- WHAT YOU ARE ASKED TO DO -
Find every line in the records below that holds the word "this" and copy it.

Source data
________________
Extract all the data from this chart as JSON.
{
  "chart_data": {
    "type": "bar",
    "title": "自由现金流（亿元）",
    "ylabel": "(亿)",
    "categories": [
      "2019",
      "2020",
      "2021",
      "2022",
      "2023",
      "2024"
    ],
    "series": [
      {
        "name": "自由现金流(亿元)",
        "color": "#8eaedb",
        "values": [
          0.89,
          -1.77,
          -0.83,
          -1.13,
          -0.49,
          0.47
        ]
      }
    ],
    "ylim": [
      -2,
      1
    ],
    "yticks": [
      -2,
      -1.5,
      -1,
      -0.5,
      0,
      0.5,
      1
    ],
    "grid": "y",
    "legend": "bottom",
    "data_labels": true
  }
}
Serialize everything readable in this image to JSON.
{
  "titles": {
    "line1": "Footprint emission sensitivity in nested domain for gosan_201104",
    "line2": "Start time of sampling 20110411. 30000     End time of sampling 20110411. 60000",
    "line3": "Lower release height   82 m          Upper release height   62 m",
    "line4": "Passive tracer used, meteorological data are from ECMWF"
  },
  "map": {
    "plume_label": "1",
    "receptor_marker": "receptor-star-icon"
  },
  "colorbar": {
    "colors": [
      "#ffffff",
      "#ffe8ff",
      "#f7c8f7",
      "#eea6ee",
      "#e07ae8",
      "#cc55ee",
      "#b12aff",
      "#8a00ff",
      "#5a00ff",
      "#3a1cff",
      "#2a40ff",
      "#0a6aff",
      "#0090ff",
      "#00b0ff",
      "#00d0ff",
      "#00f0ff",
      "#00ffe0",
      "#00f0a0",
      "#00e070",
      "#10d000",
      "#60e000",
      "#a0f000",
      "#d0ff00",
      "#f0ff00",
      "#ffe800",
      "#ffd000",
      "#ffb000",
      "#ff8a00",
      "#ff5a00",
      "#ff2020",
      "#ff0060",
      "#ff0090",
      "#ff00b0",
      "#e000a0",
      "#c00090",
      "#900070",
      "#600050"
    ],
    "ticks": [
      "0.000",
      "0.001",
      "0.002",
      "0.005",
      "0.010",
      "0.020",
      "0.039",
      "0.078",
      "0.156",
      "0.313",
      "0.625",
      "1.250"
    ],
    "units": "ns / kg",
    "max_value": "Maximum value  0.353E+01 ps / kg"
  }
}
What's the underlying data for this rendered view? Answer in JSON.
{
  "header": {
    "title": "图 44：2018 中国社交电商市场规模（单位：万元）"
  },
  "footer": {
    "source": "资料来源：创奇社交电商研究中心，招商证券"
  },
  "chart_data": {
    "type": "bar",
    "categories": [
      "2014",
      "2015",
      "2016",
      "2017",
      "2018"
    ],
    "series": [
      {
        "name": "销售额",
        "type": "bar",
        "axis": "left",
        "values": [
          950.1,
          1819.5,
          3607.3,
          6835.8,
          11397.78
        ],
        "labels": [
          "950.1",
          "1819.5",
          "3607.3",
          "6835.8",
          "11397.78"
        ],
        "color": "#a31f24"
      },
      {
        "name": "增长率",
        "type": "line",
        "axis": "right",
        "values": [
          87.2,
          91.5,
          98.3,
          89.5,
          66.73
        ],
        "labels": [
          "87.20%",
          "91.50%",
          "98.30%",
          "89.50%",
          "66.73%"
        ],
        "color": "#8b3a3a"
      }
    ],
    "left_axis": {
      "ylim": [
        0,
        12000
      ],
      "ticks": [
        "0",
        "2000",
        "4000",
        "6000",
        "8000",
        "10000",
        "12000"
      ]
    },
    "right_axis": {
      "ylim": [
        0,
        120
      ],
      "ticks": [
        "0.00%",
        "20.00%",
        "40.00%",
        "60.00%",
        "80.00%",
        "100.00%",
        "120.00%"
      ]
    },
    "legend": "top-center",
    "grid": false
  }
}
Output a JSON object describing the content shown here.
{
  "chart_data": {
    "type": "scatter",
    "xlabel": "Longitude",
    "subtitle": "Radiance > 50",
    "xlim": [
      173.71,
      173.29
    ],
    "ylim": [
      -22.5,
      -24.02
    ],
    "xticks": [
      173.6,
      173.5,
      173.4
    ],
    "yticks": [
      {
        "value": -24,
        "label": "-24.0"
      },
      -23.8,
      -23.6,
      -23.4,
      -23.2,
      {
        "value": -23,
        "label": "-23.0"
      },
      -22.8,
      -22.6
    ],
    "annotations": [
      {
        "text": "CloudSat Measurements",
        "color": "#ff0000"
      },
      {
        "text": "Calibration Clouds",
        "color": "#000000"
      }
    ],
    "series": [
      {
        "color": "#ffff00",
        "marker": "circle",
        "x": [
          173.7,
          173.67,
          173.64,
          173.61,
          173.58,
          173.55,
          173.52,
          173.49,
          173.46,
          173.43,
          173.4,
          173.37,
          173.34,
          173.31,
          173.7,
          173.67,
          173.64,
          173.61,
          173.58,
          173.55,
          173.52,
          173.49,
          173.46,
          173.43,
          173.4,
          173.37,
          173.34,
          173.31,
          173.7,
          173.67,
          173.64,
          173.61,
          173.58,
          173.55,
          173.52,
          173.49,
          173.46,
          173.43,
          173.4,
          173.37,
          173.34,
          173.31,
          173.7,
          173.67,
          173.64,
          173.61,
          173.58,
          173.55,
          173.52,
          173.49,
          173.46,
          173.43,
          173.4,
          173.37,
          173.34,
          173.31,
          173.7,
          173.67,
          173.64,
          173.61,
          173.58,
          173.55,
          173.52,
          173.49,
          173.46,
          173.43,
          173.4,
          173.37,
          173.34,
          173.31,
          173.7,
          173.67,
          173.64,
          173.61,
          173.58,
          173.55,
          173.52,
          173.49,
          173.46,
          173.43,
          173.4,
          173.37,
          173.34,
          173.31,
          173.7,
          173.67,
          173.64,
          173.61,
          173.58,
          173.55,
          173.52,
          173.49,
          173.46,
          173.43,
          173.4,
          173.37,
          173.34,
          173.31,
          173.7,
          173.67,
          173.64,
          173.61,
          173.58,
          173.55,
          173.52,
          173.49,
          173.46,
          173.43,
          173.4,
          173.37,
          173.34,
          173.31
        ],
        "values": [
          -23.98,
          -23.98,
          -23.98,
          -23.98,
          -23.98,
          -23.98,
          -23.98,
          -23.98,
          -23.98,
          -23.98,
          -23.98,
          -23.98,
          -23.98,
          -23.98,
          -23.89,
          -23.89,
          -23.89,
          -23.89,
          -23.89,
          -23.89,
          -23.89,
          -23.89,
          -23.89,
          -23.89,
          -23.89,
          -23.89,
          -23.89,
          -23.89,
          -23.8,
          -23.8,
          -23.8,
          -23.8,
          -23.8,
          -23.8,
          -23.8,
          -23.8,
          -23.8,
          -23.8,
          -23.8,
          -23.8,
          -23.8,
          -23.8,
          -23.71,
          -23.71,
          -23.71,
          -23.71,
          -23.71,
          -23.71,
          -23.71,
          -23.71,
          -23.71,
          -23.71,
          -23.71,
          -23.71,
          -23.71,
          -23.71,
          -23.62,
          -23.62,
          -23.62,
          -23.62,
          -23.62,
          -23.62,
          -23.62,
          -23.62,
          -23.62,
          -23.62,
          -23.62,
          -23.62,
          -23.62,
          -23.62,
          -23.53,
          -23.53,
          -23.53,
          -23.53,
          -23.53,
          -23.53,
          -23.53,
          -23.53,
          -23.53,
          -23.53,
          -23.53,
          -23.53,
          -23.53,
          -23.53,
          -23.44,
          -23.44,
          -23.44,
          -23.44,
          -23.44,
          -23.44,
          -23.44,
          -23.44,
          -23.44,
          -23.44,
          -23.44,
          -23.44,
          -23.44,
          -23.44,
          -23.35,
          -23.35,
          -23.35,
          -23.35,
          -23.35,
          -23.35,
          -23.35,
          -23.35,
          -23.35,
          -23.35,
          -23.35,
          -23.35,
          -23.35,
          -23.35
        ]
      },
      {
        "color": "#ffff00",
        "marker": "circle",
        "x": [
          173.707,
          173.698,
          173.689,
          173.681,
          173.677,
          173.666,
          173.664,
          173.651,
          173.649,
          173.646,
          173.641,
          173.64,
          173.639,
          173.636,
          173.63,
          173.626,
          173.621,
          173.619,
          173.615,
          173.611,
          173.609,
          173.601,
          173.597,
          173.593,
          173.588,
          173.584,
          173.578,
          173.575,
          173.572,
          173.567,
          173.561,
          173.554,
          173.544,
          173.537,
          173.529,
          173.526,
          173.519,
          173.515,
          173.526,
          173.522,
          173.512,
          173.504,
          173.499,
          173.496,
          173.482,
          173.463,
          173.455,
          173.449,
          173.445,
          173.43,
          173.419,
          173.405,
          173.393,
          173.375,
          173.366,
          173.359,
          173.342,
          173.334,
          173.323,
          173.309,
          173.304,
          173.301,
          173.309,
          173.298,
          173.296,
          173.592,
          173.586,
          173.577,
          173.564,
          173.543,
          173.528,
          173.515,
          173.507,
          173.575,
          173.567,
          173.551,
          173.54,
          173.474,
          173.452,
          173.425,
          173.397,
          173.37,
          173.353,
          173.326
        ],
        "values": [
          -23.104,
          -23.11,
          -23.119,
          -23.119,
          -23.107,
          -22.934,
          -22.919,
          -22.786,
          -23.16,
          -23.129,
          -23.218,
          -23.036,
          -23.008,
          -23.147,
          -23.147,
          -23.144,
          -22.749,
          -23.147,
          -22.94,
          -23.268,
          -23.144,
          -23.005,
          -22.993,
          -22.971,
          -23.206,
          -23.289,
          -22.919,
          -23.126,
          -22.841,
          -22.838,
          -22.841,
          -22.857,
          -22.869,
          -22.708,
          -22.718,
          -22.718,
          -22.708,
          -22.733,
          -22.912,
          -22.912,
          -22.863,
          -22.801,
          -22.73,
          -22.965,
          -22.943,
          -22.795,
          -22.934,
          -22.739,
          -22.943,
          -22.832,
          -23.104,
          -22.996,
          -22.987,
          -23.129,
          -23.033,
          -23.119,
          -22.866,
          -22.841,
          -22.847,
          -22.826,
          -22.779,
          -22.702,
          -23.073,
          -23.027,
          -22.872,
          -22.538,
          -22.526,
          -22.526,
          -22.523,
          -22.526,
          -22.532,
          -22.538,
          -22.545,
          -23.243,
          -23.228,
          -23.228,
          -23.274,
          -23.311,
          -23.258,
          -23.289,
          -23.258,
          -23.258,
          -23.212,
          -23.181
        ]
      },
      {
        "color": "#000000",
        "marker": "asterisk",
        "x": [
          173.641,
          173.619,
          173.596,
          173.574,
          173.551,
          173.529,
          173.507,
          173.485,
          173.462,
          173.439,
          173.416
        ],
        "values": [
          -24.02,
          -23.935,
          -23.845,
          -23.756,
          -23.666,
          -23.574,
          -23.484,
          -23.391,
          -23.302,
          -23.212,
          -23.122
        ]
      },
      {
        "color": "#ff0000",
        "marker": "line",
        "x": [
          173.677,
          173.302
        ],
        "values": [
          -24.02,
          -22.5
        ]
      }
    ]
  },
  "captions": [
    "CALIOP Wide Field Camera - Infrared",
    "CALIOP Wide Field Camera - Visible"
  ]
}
________________
- FINISHED TASK -
Extract all the data from this chart as JSON.
Serialize everything readable in this image to JSON.
What's the underlying data for this rendered view? Answer in JSON.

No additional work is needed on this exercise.